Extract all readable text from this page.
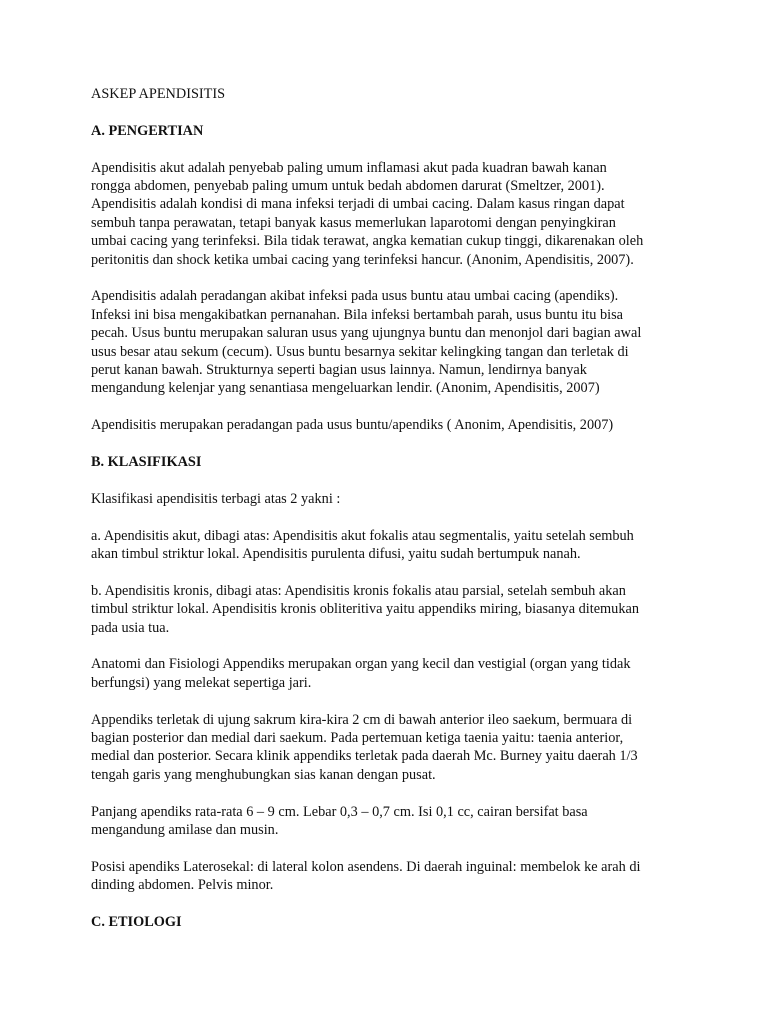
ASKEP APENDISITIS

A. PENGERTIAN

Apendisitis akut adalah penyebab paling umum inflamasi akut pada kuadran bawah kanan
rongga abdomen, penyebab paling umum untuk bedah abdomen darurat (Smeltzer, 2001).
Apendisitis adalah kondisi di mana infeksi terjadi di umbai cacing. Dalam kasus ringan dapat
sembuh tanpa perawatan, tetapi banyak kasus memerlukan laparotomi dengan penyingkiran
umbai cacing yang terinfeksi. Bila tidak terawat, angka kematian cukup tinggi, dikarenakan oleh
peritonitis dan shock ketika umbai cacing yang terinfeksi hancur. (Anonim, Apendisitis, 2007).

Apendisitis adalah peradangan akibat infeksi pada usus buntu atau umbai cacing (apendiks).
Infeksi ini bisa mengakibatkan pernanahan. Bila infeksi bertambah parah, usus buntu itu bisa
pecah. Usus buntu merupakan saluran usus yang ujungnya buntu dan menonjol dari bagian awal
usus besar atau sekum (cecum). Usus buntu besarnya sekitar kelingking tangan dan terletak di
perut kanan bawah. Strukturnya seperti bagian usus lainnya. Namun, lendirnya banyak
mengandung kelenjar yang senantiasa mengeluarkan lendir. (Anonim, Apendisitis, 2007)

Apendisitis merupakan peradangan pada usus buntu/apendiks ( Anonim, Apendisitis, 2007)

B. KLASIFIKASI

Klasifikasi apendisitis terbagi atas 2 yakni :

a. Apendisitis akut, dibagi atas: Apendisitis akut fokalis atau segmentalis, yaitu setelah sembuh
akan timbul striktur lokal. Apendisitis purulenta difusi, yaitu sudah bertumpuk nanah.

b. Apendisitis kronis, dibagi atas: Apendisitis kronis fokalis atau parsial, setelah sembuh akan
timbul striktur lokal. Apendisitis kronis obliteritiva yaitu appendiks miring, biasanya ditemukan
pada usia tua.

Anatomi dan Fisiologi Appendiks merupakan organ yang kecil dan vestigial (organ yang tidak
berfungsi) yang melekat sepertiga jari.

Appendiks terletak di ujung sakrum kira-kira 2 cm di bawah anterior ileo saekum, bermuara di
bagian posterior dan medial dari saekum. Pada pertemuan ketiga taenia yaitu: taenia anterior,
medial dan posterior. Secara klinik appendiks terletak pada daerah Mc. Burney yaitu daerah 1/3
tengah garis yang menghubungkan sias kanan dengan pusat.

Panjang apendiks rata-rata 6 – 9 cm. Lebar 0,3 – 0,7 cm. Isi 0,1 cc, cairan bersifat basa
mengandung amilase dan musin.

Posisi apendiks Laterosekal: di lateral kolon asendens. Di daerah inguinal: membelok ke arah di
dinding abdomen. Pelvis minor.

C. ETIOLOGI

● ● ● ● ● ● ●

YOUR INSTRUCTIONS ->
Find all the lines containing "atau" in the material, then copy them.

RESULT ->
Apendisitis adalah peradangan akibat infeksi pada usus buntu atau umbai cacing (apendiks).
usus besar atau sekum (cecum). Usus buntu besarnya sekitar kelingking tangan dan terletak di
a. Apendisitis akut, dibagi atas: Apendisitis akut fokalis atau segmentalis, yaitu setelah sembuh
b. Apendisitis kronis, dibagi atas: Apendisitis kronis fokalis atau parsial, setelah sembuh akan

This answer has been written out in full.